**RECORDS FOR THE TASK**
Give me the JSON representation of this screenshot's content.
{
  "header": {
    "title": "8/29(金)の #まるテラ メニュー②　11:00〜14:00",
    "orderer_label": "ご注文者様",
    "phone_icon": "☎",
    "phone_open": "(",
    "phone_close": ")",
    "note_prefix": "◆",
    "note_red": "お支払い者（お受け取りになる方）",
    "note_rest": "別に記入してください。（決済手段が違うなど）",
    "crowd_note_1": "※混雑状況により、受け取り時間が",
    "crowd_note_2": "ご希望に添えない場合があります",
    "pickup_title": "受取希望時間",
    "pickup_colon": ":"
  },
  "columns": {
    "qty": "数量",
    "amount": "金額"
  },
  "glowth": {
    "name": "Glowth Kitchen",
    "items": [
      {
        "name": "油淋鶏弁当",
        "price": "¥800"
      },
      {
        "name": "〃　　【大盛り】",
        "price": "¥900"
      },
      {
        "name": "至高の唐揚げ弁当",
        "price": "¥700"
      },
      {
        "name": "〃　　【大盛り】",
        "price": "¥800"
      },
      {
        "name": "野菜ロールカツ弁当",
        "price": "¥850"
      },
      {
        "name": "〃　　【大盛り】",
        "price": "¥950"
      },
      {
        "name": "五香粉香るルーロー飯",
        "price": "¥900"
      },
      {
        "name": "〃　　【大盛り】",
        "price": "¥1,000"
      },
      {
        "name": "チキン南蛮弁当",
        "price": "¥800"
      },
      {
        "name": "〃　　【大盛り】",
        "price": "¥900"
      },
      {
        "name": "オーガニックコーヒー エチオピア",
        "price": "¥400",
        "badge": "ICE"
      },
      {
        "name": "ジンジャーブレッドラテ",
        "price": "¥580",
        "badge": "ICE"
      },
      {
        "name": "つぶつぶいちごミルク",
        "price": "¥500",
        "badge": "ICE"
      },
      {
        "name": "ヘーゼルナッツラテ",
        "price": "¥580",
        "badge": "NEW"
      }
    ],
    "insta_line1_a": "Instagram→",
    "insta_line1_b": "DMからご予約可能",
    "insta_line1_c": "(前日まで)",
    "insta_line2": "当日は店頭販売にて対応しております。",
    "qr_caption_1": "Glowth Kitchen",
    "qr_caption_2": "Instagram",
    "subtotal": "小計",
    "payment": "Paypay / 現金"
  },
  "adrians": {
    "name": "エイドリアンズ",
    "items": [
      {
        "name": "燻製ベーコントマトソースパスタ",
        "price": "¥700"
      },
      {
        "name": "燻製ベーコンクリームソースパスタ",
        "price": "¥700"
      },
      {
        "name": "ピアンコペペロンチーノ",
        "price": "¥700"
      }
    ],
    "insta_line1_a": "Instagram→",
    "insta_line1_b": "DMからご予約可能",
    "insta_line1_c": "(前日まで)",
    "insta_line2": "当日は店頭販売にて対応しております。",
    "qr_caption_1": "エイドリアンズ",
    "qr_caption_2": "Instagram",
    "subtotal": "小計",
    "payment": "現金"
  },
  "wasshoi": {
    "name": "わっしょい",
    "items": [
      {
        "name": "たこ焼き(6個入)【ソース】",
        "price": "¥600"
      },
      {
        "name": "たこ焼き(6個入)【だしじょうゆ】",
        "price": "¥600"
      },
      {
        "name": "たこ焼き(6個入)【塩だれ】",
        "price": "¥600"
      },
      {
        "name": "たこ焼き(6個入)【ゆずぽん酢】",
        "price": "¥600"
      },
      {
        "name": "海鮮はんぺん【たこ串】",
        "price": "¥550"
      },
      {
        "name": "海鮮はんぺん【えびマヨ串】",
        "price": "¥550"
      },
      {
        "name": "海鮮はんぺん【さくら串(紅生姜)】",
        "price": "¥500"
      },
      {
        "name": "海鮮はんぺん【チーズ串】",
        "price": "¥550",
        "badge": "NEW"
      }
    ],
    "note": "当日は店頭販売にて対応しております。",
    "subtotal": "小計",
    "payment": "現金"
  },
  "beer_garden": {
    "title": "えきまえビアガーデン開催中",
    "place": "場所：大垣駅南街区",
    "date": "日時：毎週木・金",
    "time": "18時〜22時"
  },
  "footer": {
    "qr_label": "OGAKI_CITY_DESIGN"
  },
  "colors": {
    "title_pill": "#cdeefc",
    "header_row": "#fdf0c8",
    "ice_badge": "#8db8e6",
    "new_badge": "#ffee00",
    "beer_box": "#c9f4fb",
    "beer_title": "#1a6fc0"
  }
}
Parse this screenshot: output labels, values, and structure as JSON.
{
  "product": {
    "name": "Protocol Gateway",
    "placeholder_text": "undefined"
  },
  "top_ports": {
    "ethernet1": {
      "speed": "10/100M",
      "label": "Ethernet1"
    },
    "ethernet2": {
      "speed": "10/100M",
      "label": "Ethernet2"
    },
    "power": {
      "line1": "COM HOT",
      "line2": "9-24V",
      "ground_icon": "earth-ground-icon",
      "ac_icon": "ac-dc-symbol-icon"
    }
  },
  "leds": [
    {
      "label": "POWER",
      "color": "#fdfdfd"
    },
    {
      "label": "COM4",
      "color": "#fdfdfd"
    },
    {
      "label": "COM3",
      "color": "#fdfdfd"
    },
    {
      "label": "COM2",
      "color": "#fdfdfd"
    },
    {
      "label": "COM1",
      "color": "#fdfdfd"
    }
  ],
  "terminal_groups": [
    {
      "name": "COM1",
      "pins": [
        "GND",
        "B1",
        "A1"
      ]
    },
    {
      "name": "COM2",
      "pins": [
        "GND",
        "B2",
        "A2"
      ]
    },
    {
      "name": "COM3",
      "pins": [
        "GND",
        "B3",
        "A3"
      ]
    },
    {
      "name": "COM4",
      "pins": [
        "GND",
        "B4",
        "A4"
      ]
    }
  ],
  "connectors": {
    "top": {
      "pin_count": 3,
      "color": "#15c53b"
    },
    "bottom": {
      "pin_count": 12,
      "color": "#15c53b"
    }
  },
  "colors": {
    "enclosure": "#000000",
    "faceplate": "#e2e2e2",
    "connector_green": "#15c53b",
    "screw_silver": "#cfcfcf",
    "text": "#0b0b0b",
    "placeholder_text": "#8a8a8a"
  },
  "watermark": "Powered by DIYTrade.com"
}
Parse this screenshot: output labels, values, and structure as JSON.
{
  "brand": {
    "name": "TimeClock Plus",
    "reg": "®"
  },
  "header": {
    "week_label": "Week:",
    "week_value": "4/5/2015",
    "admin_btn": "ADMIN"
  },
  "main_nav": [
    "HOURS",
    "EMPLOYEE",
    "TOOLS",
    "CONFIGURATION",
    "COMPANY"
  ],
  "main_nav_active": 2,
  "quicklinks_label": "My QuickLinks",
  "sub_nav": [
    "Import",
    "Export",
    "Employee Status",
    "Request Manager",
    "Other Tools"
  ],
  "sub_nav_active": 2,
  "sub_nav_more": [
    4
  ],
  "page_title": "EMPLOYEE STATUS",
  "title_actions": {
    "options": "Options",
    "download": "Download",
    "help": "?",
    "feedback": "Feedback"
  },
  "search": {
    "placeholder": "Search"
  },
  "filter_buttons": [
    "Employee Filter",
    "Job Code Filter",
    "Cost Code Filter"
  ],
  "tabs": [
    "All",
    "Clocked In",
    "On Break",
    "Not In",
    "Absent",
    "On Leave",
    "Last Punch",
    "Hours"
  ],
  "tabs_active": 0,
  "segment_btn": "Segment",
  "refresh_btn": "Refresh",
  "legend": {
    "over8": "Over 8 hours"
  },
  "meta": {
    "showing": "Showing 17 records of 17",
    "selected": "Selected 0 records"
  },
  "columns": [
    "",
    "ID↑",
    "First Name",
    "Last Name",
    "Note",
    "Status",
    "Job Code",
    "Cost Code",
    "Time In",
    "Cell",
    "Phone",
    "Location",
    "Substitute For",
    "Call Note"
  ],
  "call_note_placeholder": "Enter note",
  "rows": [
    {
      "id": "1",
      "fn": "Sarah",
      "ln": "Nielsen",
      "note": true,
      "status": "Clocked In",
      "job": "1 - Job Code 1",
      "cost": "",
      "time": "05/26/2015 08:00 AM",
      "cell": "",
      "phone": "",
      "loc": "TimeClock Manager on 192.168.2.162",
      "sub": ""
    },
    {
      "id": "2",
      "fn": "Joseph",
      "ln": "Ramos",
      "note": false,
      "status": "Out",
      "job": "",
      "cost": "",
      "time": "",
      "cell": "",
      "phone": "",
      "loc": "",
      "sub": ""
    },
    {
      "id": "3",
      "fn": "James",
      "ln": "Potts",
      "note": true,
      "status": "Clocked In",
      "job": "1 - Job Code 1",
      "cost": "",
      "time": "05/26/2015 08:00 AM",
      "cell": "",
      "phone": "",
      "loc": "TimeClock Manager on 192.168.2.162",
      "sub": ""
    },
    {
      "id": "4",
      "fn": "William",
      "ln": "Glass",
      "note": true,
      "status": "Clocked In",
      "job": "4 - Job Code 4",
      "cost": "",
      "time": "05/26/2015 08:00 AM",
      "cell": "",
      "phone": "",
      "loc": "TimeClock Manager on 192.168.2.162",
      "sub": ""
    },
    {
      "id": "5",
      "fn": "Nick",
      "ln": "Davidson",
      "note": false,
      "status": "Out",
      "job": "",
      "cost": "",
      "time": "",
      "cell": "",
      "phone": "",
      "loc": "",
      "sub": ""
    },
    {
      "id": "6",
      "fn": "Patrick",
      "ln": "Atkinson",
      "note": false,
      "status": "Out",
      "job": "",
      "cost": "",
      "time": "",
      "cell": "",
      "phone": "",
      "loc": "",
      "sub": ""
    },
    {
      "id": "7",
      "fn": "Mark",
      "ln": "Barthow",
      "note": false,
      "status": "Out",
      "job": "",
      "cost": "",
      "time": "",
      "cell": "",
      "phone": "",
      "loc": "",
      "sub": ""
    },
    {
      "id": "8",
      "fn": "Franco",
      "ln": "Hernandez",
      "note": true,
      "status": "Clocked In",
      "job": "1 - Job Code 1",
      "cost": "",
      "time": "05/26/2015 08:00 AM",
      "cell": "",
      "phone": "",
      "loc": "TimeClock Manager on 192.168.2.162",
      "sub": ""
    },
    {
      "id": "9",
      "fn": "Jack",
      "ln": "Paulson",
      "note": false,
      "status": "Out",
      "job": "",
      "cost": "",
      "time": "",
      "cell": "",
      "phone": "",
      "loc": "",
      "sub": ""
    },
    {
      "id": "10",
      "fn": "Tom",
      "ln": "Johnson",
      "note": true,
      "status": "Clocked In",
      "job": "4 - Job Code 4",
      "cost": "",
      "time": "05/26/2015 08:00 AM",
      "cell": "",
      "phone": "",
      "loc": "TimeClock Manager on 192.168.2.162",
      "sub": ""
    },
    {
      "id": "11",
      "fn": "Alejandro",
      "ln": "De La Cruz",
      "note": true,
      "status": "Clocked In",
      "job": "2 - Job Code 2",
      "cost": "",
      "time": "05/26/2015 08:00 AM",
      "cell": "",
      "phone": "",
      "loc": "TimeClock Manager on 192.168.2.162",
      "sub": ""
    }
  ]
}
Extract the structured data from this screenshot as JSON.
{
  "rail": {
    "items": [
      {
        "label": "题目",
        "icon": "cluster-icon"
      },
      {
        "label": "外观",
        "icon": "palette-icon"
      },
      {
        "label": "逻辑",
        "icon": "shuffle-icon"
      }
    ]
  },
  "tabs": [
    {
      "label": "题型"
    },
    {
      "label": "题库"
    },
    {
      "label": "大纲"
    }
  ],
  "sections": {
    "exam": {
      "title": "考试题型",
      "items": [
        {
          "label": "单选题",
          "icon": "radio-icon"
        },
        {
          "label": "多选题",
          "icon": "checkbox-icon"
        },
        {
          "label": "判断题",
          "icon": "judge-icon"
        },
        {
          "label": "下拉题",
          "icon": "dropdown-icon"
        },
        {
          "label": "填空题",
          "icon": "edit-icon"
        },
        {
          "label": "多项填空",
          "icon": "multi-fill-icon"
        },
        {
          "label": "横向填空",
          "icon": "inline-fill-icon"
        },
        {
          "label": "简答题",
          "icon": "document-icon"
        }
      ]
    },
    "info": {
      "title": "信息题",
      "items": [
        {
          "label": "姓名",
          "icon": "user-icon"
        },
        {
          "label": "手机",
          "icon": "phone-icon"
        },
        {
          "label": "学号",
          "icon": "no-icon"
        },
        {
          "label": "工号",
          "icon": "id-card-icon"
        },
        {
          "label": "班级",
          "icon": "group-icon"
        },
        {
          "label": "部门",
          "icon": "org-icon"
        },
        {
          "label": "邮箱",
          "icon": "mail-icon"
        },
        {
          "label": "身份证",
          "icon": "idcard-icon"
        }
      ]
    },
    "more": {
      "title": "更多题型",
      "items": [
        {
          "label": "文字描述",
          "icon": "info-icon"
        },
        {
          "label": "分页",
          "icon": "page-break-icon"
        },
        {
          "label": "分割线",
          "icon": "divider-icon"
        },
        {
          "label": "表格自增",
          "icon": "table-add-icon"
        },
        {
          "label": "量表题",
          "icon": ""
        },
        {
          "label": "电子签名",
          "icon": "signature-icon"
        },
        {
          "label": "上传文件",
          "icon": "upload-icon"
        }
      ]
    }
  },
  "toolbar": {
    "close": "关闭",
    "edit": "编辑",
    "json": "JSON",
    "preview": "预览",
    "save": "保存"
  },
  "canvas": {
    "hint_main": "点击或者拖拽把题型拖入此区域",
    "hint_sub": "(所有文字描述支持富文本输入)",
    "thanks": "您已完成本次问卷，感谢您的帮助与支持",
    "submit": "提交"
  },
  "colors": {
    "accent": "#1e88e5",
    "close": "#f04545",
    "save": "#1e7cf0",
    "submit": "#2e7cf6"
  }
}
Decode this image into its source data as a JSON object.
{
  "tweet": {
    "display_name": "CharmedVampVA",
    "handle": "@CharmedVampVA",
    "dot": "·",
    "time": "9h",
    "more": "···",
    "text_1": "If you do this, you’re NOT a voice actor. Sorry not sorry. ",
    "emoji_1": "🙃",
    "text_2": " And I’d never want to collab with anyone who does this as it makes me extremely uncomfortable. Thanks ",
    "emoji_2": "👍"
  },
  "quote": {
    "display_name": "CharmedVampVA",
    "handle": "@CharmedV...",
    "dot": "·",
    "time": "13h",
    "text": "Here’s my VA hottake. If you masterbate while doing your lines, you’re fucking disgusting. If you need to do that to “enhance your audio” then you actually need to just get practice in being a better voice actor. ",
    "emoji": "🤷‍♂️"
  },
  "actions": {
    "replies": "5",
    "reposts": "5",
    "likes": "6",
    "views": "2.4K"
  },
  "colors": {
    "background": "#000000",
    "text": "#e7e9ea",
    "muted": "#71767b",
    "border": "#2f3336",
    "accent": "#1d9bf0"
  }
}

**WHAT IS BEING ASKED**
Your task is to output exactly the lines running from the one with "Decode this image" through the final line of the material above, with both ends included.

**RESULT FOR THIS TASK**
Decode this image into its source data as a JSON object.
{
  "tweet": {
    "display_name": "CharmedVampVA",
    "handle": "@CharmedVampVA",
    "dot": "·",
    "time": "9h",
    "more": "···",
    "text_1": "If you do this, you’re NOT a voice actor. Sorry not sorry. ",
    "emoji_1": "🙃",
    "text_2": " And I’d never want to collab with anyone who does this as it makes me extremely uncomfortable. Thanks ",
    "emoji_2": "👍"
  },
  "quote": {
    "display_name": "CharmedVampVA",
    "handle": "@CharmedV...",
    "dot": "·",
    "time": "13h",
    "text": "Here’s my VA hottake. If you masterbate while doing your lines, you’re fucking disgusting. If you need to do that to “enhance your audio” then you actually need to just get practice in being a better voice actor. ",
    "emoji": "🤷‍♂️"
  },
  "actions": {
    "replies": "5",
    "reposts": "5",
    "likes": "6",
    "views": "2.4K"
  },
  "colors": {
    "background": "#000000",
    "text": "#e7e9ea",
    "muted": "#71767b",
    "border": "#2f3336",
    "accent": "#1d9bf0"
  }
}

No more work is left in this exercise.